**Exercise goal**
Locate each line holding the string "menu" and copy it.

**Collected data entries**
------
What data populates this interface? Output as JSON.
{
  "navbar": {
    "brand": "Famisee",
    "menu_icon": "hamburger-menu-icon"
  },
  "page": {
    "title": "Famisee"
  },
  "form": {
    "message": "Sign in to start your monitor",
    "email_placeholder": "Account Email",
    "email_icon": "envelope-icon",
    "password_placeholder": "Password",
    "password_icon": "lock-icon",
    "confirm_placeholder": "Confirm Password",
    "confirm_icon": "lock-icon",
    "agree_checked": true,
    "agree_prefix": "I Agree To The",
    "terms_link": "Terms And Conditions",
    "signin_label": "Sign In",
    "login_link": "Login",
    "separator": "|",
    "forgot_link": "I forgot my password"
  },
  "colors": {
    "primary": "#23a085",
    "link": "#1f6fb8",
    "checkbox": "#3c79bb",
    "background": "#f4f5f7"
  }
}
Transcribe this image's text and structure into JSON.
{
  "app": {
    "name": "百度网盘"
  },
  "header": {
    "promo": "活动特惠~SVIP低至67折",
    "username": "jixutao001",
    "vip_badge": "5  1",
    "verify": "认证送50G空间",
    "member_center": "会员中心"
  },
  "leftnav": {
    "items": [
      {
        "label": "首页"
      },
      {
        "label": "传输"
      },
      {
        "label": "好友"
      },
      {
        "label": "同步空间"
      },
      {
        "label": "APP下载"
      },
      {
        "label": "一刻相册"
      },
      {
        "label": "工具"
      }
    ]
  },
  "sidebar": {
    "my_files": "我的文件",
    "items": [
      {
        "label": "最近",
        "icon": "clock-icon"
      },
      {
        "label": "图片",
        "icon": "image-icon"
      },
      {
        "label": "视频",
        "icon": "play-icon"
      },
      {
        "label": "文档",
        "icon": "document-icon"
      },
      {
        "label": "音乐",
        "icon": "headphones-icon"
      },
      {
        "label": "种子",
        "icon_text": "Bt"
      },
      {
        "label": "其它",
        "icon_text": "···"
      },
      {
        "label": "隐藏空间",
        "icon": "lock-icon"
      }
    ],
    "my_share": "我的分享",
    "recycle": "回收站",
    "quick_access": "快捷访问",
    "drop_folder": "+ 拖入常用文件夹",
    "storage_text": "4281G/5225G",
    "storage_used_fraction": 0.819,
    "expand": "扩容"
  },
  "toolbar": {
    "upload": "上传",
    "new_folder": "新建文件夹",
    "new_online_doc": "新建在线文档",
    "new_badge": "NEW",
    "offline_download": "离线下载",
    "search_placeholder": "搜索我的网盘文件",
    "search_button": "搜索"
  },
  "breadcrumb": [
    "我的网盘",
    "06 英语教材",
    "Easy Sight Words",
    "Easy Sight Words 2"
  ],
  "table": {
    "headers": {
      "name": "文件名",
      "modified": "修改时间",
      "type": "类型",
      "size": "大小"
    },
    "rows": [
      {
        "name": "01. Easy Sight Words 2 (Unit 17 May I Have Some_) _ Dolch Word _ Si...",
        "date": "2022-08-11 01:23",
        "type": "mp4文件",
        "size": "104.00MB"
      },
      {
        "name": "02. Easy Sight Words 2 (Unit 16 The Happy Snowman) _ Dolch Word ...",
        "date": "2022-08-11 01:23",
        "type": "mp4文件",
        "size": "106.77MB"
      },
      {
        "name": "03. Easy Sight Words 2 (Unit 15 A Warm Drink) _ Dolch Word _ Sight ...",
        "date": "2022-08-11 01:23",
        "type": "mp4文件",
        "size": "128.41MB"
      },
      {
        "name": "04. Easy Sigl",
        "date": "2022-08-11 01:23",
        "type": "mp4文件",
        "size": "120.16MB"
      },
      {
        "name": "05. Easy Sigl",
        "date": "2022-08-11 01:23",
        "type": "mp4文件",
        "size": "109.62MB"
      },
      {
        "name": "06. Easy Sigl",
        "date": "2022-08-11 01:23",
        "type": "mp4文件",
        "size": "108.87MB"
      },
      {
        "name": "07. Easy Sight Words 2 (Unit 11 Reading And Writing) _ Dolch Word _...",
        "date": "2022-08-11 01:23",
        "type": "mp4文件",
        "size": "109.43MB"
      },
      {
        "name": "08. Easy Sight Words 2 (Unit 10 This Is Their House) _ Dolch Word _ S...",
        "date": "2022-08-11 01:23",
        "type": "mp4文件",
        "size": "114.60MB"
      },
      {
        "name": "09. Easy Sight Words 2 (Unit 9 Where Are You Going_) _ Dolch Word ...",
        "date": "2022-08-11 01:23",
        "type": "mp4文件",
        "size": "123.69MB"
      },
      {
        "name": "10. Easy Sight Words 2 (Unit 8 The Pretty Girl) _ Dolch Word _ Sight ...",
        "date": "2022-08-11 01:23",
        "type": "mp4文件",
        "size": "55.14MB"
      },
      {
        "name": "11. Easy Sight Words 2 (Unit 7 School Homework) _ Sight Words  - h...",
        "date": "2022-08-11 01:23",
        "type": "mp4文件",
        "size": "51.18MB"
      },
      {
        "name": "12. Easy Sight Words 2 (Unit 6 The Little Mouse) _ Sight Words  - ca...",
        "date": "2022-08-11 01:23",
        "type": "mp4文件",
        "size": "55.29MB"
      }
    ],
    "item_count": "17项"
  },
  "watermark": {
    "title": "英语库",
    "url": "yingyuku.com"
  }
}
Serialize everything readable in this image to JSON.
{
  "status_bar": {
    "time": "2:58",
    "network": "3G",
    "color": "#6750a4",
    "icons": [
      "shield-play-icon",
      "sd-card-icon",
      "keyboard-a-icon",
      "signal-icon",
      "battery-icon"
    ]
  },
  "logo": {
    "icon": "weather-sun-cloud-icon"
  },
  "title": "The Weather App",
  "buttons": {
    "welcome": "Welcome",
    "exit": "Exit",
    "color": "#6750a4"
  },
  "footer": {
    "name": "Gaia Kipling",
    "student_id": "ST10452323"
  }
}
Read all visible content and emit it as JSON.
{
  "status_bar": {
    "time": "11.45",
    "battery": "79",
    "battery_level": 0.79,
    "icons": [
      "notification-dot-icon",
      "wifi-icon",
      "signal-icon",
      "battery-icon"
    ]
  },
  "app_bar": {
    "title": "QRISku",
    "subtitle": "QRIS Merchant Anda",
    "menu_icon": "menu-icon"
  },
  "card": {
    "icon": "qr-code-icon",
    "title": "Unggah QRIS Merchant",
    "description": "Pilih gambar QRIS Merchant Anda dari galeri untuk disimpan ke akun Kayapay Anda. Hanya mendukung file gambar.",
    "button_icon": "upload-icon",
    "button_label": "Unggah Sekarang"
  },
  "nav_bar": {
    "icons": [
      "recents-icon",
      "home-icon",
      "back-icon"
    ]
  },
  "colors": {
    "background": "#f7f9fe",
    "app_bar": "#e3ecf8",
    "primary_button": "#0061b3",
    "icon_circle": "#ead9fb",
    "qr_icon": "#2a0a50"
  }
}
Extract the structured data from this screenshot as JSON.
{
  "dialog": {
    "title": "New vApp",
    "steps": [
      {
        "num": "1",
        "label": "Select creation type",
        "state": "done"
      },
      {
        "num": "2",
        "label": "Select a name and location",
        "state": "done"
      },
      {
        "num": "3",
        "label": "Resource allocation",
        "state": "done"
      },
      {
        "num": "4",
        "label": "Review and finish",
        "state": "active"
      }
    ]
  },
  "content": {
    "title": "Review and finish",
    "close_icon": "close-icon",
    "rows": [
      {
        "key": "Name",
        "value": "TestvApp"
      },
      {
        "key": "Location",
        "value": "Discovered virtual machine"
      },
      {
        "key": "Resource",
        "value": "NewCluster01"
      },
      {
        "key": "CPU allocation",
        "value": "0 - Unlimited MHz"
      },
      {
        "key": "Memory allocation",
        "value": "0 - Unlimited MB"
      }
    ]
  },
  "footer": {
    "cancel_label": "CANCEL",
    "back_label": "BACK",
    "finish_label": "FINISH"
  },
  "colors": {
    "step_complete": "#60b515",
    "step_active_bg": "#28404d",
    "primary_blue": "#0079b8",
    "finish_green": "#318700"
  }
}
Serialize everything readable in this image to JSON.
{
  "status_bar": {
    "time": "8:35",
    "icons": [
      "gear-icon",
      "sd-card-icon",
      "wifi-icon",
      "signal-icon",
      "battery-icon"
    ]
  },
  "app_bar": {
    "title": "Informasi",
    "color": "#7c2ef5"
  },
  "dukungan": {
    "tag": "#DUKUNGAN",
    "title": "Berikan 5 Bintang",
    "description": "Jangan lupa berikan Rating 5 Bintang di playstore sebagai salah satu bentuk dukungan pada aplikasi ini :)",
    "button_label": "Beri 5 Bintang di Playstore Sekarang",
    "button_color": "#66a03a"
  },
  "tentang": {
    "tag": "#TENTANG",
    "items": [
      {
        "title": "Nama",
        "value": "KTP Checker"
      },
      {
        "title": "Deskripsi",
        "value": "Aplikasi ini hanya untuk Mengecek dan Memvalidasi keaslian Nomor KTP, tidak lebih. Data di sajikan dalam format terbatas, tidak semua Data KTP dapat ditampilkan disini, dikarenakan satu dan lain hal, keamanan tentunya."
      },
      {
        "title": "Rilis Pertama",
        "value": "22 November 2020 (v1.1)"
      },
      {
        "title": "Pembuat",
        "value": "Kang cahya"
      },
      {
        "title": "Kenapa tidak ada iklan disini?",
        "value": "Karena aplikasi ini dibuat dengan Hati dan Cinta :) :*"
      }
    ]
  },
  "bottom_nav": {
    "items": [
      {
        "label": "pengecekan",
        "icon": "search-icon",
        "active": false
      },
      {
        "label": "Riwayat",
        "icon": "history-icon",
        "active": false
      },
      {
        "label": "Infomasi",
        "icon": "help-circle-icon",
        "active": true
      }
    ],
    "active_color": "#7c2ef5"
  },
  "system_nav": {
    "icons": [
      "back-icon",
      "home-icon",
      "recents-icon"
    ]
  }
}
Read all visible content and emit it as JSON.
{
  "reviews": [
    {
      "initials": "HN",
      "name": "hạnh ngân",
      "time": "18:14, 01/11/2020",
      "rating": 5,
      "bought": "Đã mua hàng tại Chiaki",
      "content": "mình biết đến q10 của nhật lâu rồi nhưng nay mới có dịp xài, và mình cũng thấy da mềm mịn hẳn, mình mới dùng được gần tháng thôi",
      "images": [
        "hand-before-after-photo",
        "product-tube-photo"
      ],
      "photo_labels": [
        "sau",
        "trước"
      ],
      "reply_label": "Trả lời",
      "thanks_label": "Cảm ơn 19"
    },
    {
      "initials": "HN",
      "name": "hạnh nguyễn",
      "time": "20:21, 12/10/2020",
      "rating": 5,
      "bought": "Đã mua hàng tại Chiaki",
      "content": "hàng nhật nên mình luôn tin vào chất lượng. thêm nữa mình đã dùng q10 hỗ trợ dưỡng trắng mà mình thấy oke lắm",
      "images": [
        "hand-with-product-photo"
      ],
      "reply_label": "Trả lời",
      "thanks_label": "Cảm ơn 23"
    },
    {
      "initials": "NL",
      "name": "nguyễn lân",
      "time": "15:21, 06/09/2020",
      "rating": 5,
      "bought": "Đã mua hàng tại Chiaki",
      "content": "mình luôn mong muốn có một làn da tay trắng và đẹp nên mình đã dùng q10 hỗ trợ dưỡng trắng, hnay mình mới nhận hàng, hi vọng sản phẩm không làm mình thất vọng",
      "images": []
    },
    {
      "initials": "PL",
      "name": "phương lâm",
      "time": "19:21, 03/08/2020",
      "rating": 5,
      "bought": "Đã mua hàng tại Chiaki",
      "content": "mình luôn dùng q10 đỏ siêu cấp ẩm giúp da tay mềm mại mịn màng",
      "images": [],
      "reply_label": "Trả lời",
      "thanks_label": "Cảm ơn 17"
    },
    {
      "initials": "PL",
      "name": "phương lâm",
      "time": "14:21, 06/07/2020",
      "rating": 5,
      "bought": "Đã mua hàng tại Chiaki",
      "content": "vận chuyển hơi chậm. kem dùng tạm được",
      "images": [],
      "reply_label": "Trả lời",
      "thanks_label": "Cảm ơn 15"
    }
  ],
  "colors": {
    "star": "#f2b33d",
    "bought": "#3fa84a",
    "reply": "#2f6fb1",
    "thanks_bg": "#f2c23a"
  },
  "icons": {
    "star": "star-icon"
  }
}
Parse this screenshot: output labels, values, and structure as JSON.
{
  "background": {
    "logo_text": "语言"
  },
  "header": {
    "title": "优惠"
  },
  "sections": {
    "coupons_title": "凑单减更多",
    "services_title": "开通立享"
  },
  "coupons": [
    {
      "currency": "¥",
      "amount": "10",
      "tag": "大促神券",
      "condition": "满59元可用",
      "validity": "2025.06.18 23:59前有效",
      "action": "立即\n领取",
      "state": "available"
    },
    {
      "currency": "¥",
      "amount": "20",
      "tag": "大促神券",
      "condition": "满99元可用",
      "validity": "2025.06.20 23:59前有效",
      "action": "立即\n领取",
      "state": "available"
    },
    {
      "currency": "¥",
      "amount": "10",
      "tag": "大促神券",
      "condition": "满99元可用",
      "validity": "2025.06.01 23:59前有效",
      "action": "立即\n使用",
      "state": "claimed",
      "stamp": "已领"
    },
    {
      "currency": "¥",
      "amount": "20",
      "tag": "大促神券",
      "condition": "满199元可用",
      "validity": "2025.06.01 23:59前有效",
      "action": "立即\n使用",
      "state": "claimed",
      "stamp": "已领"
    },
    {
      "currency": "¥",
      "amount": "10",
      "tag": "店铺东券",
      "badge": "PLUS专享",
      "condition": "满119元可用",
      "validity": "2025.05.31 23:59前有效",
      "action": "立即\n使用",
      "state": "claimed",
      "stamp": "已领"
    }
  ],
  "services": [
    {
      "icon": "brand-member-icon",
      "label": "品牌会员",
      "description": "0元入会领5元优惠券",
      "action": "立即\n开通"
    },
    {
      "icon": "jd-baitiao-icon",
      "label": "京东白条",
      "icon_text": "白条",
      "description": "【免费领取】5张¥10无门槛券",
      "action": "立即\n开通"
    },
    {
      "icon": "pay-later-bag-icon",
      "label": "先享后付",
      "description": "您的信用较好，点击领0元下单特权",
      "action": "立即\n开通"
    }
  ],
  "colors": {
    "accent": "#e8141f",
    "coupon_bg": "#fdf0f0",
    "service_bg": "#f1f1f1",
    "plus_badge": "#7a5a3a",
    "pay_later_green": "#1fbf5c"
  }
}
------
**Correct result**
    "menu_icon": "hamburger-menu-icon"
    "menu_icon": "menu-icon"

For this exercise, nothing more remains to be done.